## Description of the task
Format the data below as a JSON list of strings, one string per line, leaving out any blank lines. Begin with the first line of the data and stop after the line that contains "zoom-in-button[interactable] [354, 286, 390, 304]".

Element box annotations
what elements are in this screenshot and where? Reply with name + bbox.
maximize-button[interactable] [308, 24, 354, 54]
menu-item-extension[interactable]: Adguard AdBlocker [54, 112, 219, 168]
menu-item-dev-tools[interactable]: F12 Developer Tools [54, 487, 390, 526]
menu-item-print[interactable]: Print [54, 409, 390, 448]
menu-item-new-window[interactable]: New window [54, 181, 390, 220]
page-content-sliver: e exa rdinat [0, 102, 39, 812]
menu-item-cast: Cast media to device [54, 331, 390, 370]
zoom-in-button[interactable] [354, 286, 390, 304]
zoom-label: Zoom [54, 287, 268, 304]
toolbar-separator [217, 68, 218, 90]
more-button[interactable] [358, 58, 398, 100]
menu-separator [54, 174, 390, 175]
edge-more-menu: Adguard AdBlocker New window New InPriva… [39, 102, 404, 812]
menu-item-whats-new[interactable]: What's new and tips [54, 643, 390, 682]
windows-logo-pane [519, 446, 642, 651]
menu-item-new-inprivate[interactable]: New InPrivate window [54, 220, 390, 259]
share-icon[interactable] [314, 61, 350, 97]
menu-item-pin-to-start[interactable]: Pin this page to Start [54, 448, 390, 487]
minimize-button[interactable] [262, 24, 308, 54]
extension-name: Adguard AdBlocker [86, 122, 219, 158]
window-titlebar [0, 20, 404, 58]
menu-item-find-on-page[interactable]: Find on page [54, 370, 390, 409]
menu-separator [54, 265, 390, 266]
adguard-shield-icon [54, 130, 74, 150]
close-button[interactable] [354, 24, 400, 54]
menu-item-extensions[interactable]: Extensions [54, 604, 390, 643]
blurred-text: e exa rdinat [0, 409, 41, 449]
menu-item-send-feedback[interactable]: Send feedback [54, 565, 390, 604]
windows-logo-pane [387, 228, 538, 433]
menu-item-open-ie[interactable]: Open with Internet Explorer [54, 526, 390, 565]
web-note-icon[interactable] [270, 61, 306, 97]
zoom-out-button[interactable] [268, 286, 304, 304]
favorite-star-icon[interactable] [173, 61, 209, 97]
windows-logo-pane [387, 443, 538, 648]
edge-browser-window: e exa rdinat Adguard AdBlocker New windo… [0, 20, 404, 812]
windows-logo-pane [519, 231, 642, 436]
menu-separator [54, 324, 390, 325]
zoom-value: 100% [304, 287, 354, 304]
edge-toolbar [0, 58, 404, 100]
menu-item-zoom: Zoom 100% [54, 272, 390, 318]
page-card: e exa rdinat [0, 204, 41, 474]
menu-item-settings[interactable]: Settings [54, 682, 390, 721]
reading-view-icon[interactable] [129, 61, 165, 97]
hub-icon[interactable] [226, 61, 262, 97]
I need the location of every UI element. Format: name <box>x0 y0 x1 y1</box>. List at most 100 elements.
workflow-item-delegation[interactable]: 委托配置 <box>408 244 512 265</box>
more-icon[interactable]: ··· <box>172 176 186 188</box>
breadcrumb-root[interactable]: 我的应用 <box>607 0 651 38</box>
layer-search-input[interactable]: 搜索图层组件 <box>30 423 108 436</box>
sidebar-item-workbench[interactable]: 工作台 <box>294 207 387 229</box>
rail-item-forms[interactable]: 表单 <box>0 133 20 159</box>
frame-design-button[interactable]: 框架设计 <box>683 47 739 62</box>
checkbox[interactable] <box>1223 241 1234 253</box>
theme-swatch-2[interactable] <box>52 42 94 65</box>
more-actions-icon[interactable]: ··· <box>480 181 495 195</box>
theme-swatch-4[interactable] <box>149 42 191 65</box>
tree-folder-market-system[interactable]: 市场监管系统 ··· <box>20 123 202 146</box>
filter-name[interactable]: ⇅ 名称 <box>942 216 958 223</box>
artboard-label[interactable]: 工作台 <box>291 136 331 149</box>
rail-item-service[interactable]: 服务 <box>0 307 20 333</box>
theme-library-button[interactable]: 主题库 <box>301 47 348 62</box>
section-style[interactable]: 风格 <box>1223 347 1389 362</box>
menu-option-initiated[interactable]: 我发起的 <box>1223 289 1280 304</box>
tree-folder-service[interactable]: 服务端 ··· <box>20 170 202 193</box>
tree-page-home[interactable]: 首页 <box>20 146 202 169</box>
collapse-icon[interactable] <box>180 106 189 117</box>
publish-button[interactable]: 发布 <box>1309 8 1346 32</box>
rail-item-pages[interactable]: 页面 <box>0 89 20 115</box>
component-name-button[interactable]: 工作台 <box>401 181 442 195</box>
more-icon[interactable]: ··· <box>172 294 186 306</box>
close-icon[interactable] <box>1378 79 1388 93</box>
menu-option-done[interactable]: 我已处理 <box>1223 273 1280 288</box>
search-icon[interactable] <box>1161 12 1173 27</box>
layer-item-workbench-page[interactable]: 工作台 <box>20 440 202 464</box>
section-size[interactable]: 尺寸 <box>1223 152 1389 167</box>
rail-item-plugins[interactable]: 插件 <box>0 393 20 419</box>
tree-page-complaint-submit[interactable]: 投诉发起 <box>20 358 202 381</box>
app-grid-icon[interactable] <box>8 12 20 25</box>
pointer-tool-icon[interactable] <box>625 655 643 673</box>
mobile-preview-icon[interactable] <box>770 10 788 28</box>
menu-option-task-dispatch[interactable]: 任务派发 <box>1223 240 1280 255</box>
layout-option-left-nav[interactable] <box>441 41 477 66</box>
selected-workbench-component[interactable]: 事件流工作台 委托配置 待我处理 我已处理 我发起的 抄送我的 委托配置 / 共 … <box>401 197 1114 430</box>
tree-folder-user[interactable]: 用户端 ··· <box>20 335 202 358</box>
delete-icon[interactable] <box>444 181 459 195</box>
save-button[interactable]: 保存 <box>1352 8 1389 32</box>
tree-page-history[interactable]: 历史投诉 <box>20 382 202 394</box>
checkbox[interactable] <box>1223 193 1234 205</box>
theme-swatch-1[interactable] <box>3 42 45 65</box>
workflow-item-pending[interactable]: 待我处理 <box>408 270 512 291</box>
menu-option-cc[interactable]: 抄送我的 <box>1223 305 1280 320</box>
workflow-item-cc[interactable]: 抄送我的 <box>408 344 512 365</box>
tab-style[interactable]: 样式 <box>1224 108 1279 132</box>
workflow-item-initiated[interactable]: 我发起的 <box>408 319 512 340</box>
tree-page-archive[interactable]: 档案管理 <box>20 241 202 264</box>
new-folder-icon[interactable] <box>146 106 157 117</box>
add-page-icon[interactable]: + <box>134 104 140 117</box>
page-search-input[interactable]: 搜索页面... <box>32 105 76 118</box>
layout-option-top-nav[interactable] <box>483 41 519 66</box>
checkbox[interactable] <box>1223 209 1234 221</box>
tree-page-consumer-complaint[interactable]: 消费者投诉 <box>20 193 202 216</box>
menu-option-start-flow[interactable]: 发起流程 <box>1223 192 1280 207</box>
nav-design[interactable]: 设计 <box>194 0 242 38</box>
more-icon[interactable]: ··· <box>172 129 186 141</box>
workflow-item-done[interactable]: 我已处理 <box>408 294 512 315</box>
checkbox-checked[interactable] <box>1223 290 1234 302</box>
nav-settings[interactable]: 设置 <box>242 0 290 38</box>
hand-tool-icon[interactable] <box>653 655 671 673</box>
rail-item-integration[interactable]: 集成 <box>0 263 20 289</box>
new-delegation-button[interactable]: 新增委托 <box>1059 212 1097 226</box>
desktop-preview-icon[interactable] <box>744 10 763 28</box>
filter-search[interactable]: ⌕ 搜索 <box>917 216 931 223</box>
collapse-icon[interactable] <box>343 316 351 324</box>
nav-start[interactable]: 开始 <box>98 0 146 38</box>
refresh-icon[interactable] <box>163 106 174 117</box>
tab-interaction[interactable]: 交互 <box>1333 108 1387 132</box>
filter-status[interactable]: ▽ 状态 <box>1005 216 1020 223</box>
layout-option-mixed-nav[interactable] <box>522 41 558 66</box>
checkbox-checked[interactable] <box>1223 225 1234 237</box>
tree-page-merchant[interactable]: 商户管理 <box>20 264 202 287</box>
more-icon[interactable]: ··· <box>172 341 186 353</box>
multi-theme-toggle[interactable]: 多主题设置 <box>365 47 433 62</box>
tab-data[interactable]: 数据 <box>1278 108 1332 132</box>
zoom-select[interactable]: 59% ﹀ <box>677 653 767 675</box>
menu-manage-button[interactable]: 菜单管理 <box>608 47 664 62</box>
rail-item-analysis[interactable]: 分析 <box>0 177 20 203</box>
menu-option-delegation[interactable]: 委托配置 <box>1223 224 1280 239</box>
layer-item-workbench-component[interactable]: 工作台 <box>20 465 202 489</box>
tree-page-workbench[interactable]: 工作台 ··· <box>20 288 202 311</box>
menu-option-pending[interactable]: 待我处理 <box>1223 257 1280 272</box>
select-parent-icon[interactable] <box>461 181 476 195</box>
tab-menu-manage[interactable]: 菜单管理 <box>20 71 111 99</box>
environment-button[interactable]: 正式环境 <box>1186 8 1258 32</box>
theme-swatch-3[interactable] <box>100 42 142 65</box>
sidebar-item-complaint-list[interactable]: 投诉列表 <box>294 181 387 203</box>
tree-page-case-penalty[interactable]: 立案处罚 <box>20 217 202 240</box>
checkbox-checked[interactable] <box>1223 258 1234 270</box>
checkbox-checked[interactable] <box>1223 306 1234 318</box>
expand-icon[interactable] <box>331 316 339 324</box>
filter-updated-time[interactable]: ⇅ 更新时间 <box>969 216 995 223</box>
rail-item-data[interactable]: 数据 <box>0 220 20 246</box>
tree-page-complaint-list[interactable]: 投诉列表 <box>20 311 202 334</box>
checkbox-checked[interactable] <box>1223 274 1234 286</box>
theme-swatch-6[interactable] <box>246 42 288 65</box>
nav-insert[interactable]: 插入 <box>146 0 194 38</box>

## Solution
[
  "what elements are in this screenshot and where? Reply with name + bbox.",
  "maximize-button[interactable] [308, 24, 354, 54]",
  "menu-item-extension[interactable]: Adguard AdBlocker [54, 112, 219, 168]",
  "menu-item-dev-tools[interactable]: F12 Developer Tools [54, 487, 390, 526]",
  "menu-item-print[interactable]: Print [54, 409, 390, 448]",
  "menu-item-new-window[interactable]: New window [54, 181, 390, 220]",
  "page-content-sliver: e exa rdinat [0, 102, 39, 812]",
  "menu-item-cast: Cast media to device [54, 331, 390, 370]",
  "zoom-in-button[interactable] [354, 286, 390, 304]"
]